TASK DETAILS :: Skip the pictures and repeat each line of the data exactly.

[Stored records]
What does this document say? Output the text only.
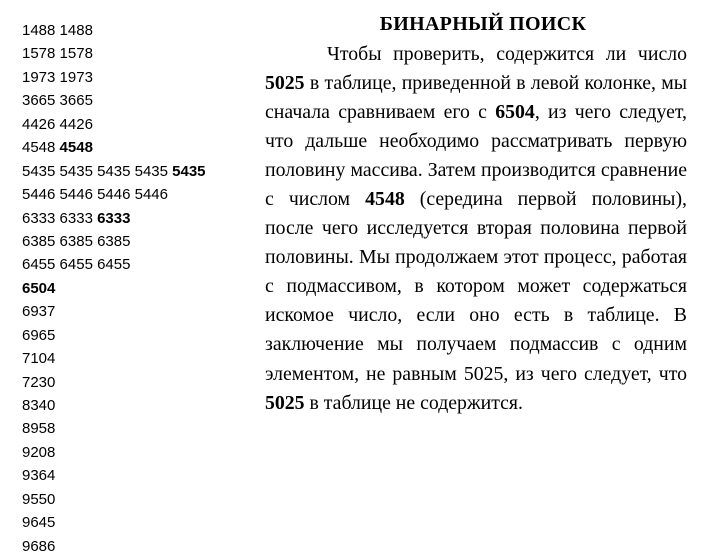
1488 1488
1578 1578
1973 1973
3665 3665
4426 4426
4548 4548
5435 5435 5435 5435 5435
5446 5446 5446 5446
6333 6333 6333
6385 6385 6385
6455 6455 6455
6504
6937
6965
7104
7230
8340
8958
9208
9364
9550
9645
9686
БИНАРНЫЙ ПОИСК

Чтобы проверить, содержится ли число 5025 в таблице, приведенной в левой колонке, мы сначала сравниваем его с 6504, из чего следует, что дальше необходимо рассматривать первую половину массива. Затем производится сравнение с числом 4548 (середина первой половины), после чего исследуется вторая половина первой половины. Мы продолжаем этот процесс, работая с подмассивом, в котором может содержаться искомое число, если оно есть в таблице. В заключение мы получаем подмассив с одним элементом, не равным 5025, из чего следует, что 5025 в таблице не содержится.
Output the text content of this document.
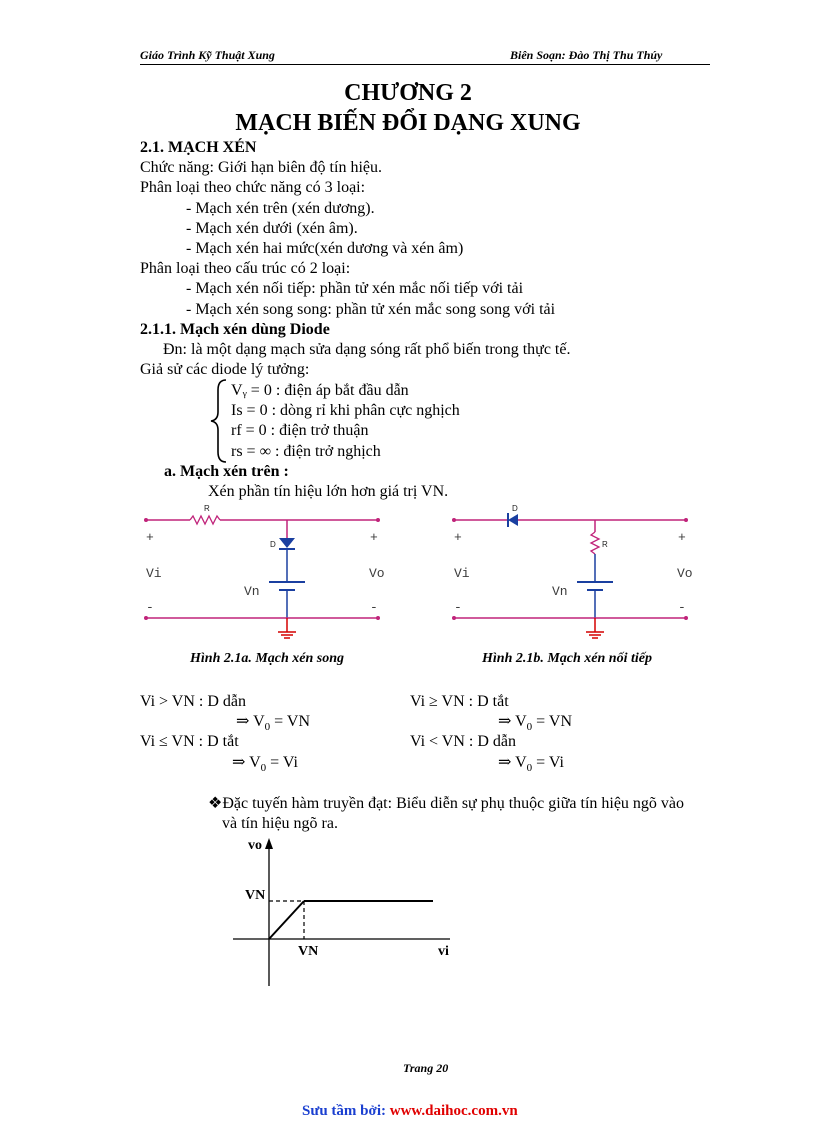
Giáo Trình Kỹ Thuật Xung	Biên Soạn: Đào Thị Thu Thúy
CHƯƠNG 2
MẠCH BIẾN ĐỔI DẠNG XUNG
2.1. MẠCH XÉN
Chức năng: Giới hạn biên độ tín hiệu.
Phân loại theo chức năng có 3 loại:
- Mạch xén trên (xén dương).
- Mạch xén dưới (xén âm).
- Mạch xén hai mức(xén dương và xén âm)
Phân loại theo cấu trúc có 2 loại:
- Mạch xén nối tiếp: phần tử xén mắc nối tiếp với tải
- Mạch xén song song: phần tử xén mắc song song với tải
2.1.1. Mạch xén dùng Diode
Đn: là một dạng mạch sửa dạng sóng rất phổ biến trong thực tế.
Giả sử các diode lý tưởng:
Vᵧ = 0 : điện áp bắt đầu dẫn
Is = 0 : dòng rỉ khi phân cực nghịch
rf = 0 : điện trở thuận
rs = ∞ : điện trở nghịch
a. Mạch xén trên :
Xén phần tín hiệu lớn hơn giá trị VN.
R
D
+	+
Vi	Vo
Vn
-	-
Hình 2.1a. Mạch xén song
D
R
+	+
Vi	Vo
Vn
-	-
Hình 2.1b. Mạch xén nối tiếp
Vi > VN : D dẫn
⇒ $V_0$ = VN
Vi ≤ VN : D tắt
⇒ $V_0 = Vi$
Vi ≥ VN : D tắt
⇒ $V_0$ = VN
Vi < VN : D dẫn
⇒ $V_0 = Vi$
❖Đặc tuyến hàm truyền đạt: Biểu diễn sự phụ thuộc giữa tín hiệu ngõ vào
và tín hiệu ngõ ra.
vo
VN
VN	vi
Trang 20
Sưu tầm bởi: www.daihoc.com.vn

RESULT ::
What does this document say? Output the text only.
1488 1488
1578 1578
1973 1973
3665 3665
4426 4426
4548 4548
5435 5435 5435 5435 5435
5446 5446 5446 5446
6333 6333 6333
6385 6385 6385
6455 6455 6455
6504
6937
6965
7104
7230
8340
8958
9208
9364
9550
9645
9686
БИНАРНЫЙ ПОИСК

Чтобы проверить, содержится ли число 5025 в таблице, приведенной в левой колонке, мы сначала сравниваем его с 6504, из чего следует, что дальше необходимо рассматривать первую половину массива. Затем производится сравнение с числом 4548 (середина первой половины), после чего исследуется вторая половина первой половины. Мы продолжаем этот процесс, работая с подмассивом, в котором может содержаться искомое число, если оно есть в таблице. В заключение мы получаем подмассив с одним элементом, не равным 5025, из чего следует, что 5025 в таблице не содержится.
Output the text content of this document.
Giáo Trình Kỹ Thuật Xung	Biên Soạn: Đào Thị Thu Thúy
CHƯƠNG 2
MẠCH BIẾN ĐỔI DẠNG XUNG
2.1. MẠCH XÉN
Chức năng: Giới hạn biên độ tín hiệu.
Phân loại theo chức năng có 3 loại:
- Mạch xén trên (xén dương).
- Mạch xén dưới (xén âm).
- Mạch xén hai mức(xén dương và xén âm)
Phân loại theo cấu trúc có 2 loại:
- Mạch xén nối tiếp: phần tử xén mắc nối tiếp với tải
- Mạch xén song song: phần tử xén mắc song song với tải
2.1.1. Mạch xén dùng Diode
Đn: là một dạng mạch sửa dạng sóng rất phổ biến trong thực tế.
Giả sử các diode lý tưởng:
Vᵧ = 0 : điện áp bắt đầu dẫn
Is = 0 : dòng rỉ khi phân cực nghịch
rf = 0 : điện trở thuận
rs = ∞ : điện trở nghịch
a. Mạch xén trên :
Xén phần tín hiệu lớn hơn giá trị VN.
R
D
+	+
Vi	Vo
Vn
-	-
Hình 2.1a. Mạch xén song
D
R
+	+
Vi	Vo
Vn
-	-
Hình 2.1b. Mạch xén nối tiếp
Vi > VN : D dẫn
⇒ $V_0$ = VN
Vi ≤ VN : D tắt
⇒ $V_0 = Vi$
Vi ≥ VN : D tắt
⇒ $V_0$ = VN
Vi < VN : D dẫn
⇒ $V_0 = Vi$
❖Đặc tuyến hàm truyền đạt: Biểu diễn sự phụ thuộc giữa tín hiệu ngõ vào
và tín hiệu ngõ ra.
vo
VN
VN	vi
Trang 20
Sưu tầm bởi: www.daihoc.com.vn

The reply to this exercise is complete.